* [PROBLEM TO WORK ON]
Whenever a line in the data contains "moving", show that line.

::: RECORDS FOR THIS EXERCISE

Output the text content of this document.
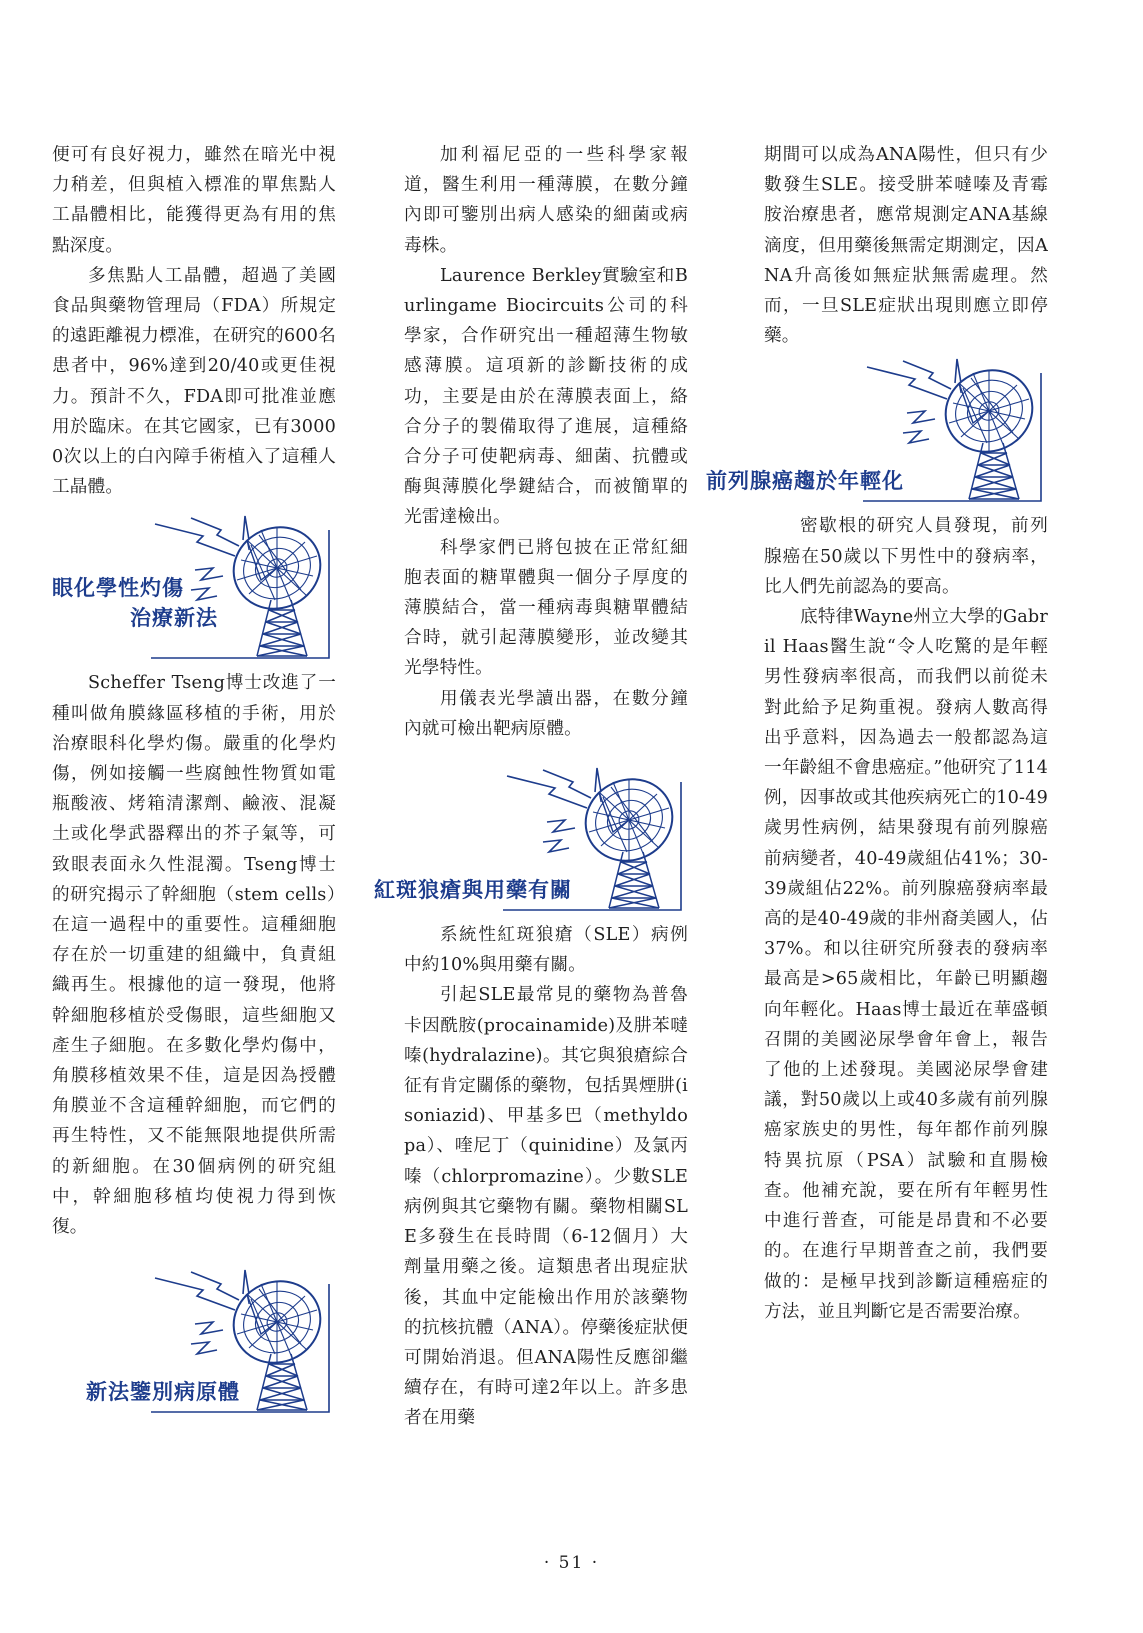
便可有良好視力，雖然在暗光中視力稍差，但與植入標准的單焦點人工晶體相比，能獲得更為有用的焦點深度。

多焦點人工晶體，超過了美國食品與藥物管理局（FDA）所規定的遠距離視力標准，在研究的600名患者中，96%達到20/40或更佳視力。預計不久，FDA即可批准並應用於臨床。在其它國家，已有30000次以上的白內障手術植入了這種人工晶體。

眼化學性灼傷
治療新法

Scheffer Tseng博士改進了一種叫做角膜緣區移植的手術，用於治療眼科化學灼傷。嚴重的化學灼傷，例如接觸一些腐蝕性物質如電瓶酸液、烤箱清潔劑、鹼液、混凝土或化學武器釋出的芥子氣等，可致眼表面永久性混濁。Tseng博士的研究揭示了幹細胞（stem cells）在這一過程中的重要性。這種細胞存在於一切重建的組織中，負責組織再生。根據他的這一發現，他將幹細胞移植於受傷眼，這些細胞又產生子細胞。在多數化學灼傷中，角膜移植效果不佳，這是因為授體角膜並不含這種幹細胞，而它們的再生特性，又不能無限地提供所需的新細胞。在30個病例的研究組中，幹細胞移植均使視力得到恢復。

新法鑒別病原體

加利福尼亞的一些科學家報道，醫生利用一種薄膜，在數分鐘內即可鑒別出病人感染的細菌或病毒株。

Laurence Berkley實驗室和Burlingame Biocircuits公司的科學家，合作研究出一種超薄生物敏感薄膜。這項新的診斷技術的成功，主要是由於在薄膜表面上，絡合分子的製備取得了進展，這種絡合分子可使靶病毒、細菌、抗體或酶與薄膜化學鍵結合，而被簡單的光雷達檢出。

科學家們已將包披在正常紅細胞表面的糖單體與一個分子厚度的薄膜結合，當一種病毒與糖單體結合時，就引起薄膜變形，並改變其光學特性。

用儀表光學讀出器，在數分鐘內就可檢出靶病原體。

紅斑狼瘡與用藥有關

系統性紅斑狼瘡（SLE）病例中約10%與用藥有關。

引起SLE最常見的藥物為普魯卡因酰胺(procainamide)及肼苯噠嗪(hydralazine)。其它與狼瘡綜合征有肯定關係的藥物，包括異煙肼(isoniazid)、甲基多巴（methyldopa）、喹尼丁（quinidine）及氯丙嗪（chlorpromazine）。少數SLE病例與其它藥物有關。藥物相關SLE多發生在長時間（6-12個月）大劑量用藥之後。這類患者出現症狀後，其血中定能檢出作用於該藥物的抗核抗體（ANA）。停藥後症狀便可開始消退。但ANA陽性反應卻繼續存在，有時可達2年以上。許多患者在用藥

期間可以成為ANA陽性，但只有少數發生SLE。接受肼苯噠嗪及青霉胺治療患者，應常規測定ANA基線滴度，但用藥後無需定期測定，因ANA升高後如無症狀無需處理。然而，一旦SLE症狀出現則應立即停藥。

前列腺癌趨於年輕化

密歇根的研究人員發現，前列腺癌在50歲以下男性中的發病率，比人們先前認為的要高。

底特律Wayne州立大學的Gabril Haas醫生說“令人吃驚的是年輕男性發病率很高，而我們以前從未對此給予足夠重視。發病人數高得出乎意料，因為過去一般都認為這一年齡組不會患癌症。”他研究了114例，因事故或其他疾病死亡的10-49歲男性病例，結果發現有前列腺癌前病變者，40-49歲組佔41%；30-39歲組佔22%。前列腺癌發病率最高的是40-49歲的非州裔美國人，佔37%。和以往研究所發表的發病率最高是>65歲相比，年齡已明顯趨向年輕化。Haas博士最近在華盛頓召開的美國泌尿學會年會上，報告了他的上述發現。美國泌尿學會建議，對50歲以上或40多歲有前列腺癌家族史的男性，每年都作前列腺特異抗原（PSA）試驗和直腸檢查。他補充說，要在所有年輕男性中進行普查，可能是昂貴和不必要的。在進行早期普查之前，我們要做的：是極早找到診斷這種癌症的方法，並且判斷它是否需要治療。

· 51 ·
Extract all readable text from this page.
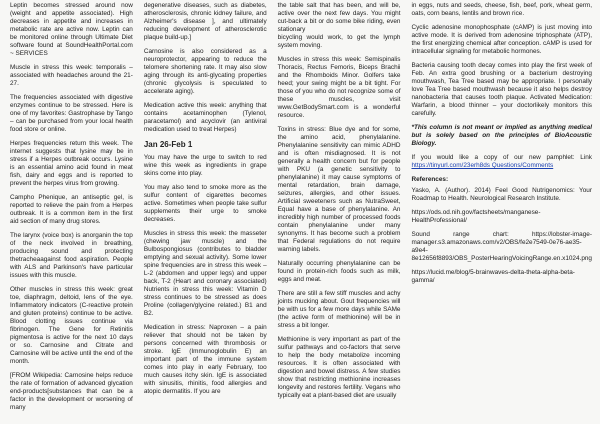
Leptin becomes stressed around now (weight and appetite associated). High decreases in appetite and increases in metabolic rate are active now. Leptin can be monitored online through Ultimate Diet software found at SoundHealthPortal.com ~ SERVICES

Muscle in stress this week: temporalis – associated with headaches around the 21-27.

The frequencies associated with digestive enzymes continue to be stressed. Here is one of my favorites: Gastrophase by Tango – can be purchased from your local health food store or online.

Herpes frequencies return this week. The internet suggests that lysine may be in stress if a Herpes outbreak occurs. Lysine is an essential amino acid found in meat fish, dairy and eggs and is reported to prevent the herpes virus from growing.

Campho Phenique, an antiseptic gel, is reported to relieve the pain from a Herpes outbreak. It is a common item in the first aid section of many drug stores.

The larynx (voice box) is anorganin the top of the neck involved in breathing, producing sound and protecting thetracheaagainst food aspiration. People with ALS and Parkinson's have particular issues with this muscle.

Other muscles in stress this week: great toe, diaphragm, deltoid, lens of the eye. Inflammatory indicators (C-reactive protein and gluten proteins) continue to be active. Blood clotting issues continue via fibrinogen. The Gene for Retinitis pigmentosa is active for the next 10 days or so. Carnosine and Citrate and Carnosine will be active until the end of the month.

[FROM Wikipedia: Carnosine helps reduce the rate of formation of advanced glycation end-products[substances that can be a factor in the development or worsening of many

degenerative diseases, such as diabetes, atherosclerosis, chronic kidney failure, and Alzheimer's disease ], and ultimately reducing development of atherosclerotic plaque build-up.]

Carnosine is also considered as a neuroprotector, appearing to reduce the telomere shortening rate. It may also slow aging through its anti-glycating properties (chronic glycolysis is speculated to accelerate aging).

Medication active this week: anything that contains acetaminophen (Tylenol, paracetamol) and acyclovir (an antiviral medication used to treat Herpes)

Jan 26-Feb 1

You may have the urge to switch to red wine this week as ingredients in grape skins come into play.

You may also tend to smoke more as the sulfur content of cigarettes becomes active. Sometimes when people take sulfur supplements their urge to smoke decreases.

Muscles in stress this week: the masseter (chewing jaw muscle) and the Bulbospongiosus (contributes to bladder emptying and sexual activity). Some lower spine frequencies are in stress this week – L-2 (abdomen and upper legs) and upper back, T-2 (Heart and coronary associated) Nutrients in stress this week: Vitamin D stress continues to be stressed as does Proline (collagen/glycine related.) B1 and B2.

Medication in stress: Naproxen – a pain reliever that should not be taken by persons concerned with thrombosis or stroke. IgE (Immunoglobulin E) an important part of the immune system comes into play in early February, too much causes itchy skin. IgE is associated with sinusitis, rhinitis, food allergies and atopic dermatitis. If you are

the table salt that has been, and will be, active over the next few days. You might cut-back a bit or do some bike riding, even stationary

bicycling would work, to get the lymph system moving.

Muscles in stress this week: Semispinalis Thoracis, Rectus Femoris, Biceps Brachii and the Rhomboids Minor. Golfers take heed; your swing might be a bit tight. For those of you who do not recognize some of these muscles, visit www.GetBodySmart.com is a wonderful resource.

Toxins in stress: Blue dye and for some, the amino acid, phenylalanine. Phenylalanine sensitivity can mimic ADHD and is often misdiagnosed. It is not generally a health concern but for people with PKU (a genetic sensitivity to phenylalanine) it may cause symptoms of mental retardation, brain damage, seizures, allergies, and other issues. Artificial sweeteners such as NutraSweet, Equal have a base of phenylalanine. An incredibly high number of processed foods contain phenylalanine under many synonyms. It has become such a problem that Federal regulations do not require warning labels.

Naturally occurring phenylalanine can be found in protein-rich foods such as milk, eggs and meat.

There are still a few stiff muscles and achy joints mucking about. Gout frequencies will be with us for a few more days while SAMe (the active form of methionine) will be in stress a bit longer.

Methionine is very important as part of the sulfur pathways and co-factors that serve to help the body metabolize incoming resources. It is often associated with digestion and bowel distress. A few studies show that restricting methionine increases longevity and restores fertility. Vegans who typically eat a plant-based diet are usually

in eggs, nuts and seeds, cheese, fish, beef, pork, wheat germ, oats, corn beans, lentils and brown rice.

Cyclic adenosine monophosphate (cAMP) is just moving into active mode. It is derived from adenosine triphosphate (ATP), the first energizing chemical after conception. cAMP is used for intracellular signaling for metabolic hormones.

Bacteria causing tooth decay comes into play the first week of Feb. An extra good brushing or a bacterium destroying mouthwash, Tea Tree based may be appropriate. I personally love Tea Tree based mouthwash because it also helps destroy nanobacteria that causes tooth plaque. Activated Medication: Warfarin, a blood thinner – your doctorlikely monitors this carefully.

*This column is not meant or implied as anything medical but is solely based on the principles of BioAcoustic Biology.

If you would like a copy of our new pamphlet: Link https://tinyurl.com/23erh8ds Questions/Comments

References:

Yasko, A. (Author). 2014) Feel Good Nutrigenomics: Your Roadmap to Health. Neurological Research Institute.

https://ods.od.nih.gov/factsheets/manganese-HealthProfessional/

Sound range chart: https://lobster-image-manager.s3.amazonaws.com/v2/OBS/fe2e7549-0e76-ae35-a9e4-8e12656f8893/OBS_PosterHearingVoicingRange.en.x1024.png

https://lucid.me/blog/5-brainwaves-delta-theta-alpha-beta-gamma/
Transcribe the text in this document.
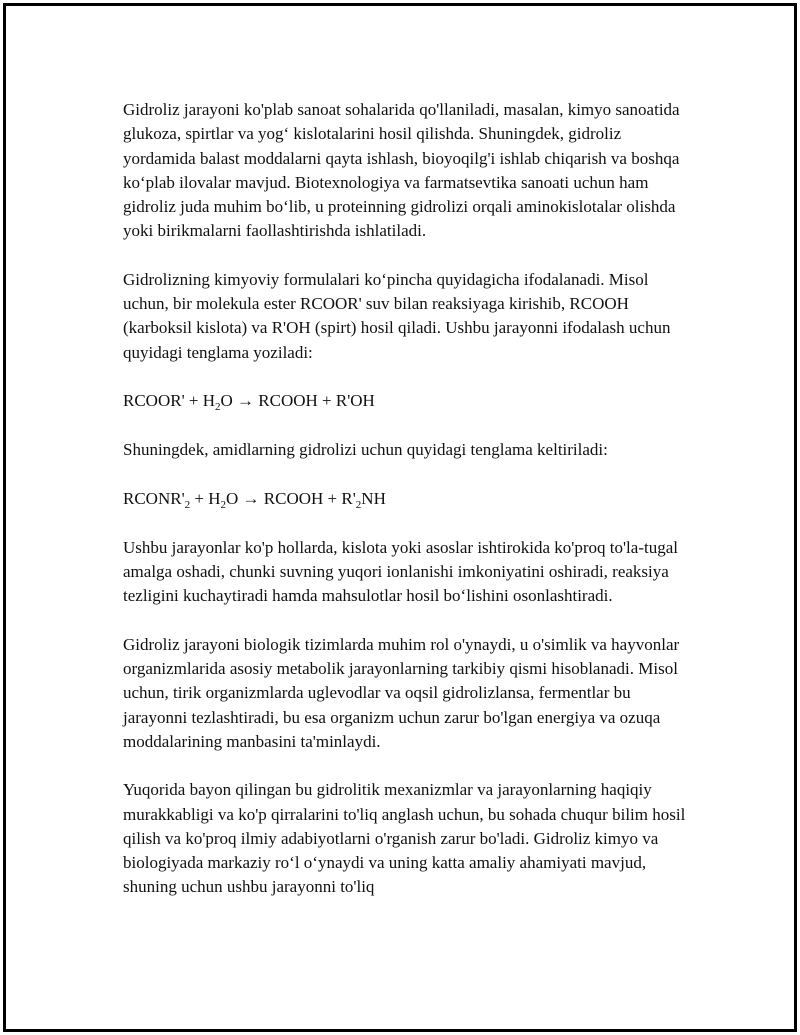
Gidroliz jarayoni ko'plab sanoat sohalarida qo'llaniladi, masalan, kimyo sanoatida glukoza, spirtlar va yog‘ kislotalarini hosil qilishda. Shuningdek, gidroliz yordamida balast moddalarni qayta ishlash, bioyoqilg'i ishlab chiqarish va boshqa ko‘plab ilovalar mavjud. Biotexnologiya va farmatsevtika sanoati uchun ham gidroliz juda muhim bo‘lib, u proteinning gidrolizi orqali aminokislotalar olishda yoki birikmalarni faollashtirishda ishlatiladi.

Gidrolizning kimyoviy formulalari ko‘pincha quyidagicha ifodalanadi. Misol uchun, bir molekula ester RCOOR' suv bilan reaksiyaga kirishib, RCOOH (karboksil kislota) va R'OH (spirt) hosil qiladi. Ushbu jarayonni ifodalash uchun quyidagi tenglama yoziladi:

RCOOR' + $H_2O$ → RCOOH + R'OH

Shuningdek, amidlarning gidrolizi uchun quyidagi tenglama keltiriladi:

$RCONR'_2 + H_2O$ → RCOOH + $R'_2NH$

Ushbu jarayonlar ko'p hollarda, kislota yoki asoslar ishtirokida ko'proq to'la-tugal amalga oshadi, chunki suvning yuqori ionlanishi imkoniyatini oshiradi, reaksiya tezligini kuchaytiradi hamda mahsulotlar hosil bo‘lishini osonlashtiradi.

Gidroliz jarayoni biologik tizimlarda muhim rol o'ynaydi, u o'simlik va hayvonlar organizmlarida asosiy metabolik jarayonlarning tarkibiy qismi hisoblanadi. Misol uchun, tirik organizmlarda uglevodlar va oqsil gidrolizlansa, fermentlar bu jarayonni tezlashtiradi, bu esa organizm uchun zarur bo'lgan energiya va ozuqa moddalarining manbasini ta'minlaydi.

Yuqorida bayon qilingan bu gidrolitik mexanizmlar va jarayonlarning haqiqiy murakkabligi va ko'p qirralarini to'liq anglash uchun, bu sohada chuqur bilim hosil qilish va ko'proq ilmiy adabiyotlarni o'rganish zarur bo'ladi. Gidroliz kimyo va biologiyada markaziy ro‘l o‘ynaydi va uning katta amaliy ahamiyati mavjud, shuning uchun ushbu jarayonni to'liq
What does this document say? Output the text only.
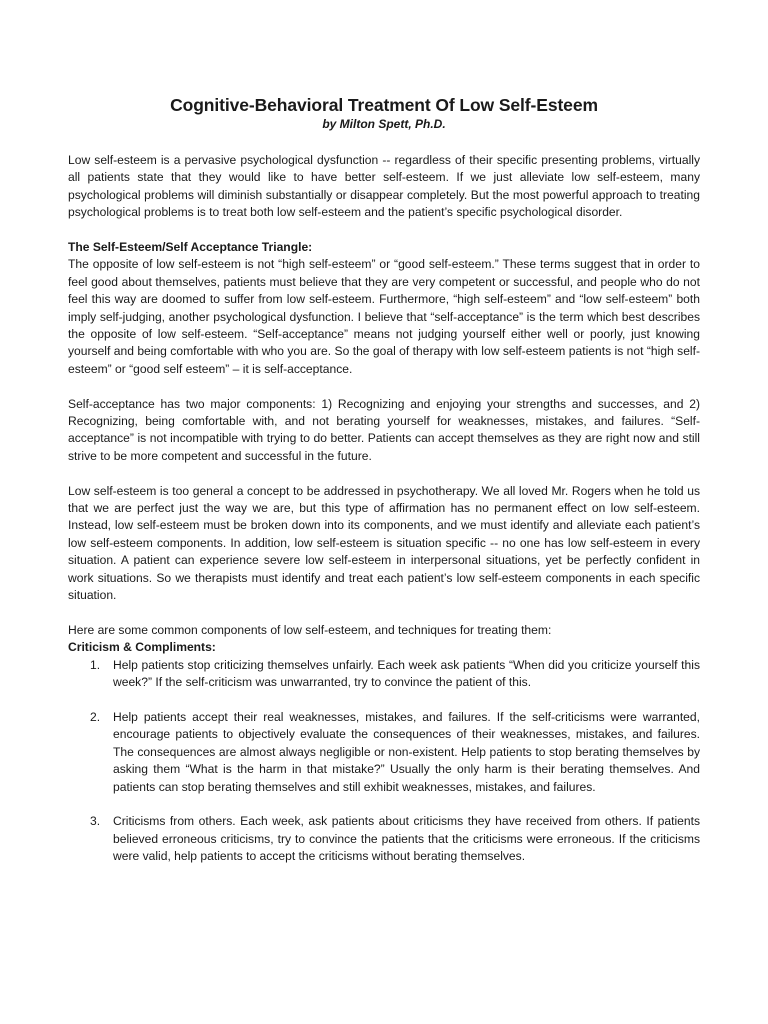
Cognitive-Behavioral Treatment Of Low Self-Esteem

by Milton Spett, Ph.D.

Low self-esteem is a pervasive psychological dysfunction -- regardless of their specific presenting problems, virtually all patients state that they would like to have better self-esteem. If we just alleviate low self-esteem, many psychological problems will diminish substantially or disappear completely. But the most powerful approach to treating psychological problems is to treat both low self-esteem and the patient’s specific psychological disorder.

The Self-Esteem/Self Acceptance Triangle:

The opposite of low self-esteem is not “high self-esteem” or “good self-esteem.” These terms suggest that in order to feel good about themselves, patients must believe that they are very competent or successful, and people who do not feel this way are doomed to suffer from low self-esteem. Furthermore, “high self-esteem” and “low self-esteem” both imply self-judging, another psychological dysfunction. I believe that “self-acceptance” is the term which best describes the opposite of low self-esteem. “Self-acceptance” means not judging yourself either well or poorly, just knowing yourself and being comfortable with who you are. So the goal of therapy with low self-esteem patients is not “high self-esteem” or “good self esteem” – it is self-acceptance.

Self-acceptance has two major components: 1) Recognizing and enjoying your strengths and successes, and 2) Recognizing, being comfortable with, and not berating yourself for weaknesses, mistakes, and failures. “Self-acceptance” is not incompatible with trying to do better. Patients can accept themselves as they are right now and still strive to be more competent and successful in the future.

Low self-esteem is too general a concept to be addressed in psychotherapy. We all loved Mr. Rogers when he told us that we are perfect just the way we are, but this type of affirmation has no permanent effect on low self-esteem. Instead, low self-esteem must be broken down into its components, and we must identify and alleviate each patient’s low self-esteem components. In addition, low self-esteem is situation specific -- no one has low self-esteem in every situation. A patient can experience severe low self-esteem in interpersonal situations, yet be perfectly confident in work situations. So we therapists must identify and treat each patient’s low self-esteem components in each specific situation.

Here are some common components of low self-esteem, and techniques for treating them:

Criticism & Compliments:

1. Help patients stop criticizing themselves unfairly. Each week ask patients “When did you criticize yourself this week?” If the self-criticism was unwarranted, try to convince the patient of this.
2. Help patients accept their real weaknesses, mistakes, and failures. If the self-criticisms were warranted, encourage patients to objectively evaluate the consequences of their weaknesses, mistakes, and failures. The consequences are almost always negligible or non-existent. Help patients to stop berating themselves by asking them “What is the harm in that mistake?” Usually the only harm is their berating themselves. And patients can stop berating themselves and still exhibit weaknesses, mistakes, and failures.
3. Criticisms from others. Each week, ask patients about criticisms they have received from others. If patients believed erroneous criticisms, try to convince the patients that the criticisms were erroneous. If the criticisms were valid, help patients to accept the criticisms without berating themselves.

::::::

* [SOLUTION FOR THIS EXERCISE]
bicycling would work, to get the lymph system moving.
Cyclic adenosine monophosphate (cAMP) is just moving into active mode. It is derived from adenosine triphosphate (ATP), the first energizing chemical after conception. cAMP is used for intracellular signaling for metabolic hormones.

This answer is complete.